## Begin

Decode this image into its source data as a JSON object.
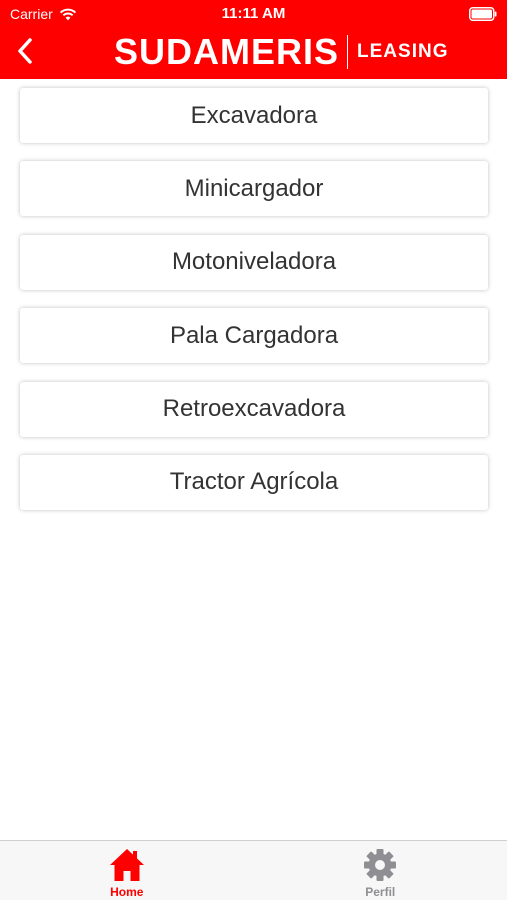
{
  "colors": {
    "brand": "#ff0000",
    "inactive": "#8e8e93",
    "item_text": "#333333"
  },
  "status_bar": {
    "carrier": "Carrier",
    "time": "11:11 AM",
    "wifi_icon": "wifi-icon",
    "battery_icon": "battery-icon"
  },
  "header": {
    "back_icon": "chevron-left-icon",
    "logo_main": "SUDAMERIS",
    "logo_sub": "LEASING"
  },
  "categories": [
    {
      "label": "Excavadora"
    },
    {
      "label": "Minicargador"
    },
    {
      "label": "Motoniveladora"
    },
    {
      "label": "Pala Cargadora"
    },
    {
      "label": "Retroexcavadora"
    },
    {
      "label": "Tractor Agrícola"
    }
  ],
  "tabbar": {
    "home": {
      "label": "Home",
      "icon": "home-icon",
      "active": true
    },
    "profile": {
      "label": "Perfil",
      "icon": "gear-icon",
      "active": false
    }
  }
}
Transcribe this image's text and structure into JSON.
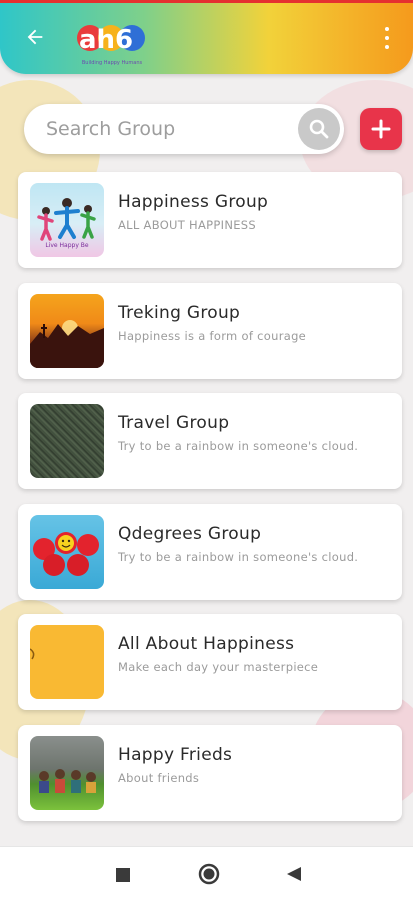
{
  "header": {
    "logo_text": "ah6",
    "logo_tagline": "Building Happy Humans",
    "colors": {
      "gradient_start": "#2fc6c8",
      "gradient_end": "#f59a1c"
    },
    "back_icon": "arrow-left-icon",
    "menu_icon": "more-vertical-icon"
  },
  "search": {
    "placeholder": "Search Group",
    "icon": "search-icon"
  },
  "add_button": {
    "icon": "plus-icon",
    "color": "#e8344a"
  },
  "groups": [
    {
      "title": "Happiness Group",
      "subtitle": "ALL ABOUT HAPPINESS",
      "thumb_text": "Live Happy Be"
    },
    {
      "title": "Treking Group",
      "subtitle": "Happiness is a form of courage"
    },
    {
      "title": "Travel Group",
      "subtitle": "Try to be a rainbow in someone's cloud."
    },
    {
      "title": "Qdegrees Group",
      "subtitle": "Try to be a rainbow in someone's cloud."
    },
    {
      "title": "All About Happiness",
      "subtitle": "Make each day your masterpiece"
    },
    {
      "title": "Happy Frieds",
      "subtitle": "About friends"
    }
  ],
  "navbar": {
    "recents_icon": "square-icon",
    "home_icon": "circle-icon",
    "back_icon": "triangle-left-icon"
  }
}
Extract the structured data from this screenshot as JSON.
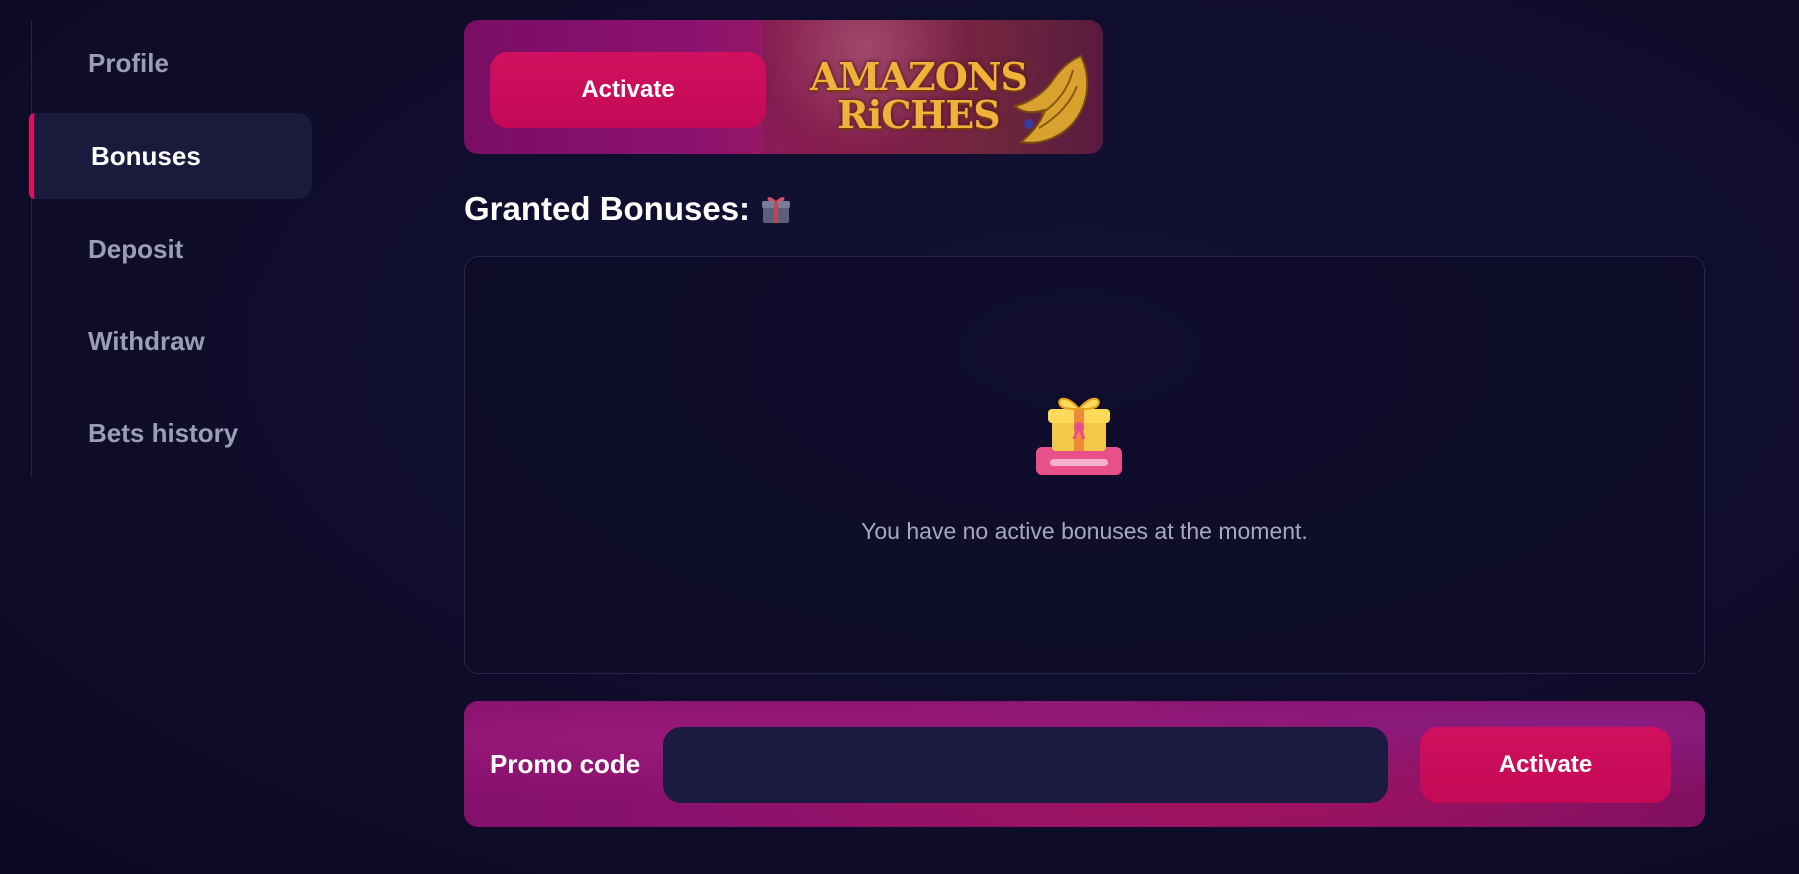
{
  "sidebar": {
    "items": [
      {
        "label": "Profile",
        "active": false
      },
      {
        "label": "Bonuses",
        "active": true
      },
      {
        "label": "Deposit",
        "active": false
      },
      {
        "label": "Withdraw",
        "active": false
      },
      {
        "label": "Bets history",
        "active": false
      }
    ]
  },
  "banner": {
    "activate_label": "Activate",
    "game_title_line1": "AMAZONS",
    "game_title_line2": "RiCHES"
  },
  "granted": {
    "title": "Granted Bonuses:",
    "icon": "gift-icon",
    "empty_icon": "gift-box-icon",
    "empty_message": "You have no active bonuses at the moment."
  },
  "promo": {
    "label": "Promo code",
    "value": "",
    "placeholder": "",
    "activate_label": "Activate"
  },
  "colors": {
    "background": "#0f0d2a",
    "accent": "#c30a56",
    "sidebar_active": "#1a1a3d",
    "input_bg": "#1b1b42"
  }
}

## End

> [INSTRUCTIONS FOR THE TASK]: Give all the lines above again, character for character, without pictures.

> [TASK ANSWER]:
Decode this image into its source data as a JSON object.
{
  "colors": {
    "brand": "#ff0000",
    "inactive": "#8e8e93",
    "item_text": "#333333"
  },
  "status_bar": {
    "carrier": "Carrier",
    "time": "11:11 AM",
    "wifi_icon": "wifi-icon",
    "battery_icon": "battery-icon"
  },
  "header": {
    "back_icon": "chevron-left-icon",
    "logo_main": "SUDAMERIS",
    "logo_sub": "LEASING"
  },
  "categories": [
    {
      "label": "Excavadora"
    },
    {
      "label": "Minicargador"
    },
    {
      "label": "Motoniveladora"
    },
    {
      "label": "Pala Cargadora"
    },
    {
      "label": "Retroexcavadora"
    },
    {
      "label": "Tractor Agrícola"
    }
  ],
  "tabbar": {
    "home": {
      "label": "Home",
      "icon": "home-icon",
      "active": true
    },
    "profile": {
      "label": "Perfil",
      "icon": "gear-icon",
      "active": false
    }
  }
}
Transcribe this image's text and structure into JSON.
{
  "header": {
    "logo_text": "ah6",
    "logo_tagline": "Building Happy Humans",
    "colors": {
      "gradient_start": "#2fc6c8",
      "gradient_end": "#f59a1c"
    },
    "back_icon": "arrow-left-icon",
    "menu_icon": "more-vertical-icon"
  },
  "search": {
    "placeholder": "Search Group",
    "icon": "search-icon"
  },
  "add_button": {
    "icon": "plus-icon",
    "color": "#e8344a"
  },
  "groups": [
    {
      "title": "Happiness Group",
      "subtitle": "ALL ABOUT HAPPINESS",
      "thumb_text": "Live Happy Be"
    },
    {
      "title": "Treking Group",
      "subtitle": "Happiness is a form of courage"
    },
    {
      "title": "Travel Group",
      "subtitle": "Try to be a rainbow in someone's cloud."
    },
    {
      "title": "Qdegrees Group",
      "subtitle": "Try to be a rainbow in someone's cloud."
    },
    {
      "title": "All About Happiness",
      "subtitle": "Make each day your masterpiece"
    },
    {
      "title": "Happy Frieds",
      "subtitle": "About friends"
    }
  ],
  "navbar": {
    "recents_icon": "square-icon",
    "home_icon": "circle-icon",
    "back_icon": "triangle-left-icon"
  }
}
Extract the structured data from this screenshot as JSON.
{
  "sidebar": {
    "items": [
      {
        "label": "Profile",
        "active": false
      },
      {
        "label": "Bonuses",
        "active": true
      },
      {
        "label": "Deposit",
        "active": false
      },
      {
        "label": "Withdraw",
        "active": false
      },
      {
        "label": "Bets history",
        "active": false
      }
    ]
  },
  "banner": {
    "activate_label": "Activate",
    "game_title_line1": "AMAZONS",
    "game_title_line2": "RiCHES"
  },
  "granted": {
    "title": "Granted Bonuses:",
    "icon": "gift-icon",
    "empty_icon": "gift-box-icon",
    "empty_message": "You have no active bonuses at the moment."
  },
  "promo": {
    "label": "Promo code",
    "value": "",
    "placeholder": "",
    "activate_label": "Activate"
  },
  "colors": {
    "background": "#0f0d2a",
    "accent": "#c30a56",
    "sidebar_active": "#1a1a3d",
    "input_bg": "#1b1b42"
  }
}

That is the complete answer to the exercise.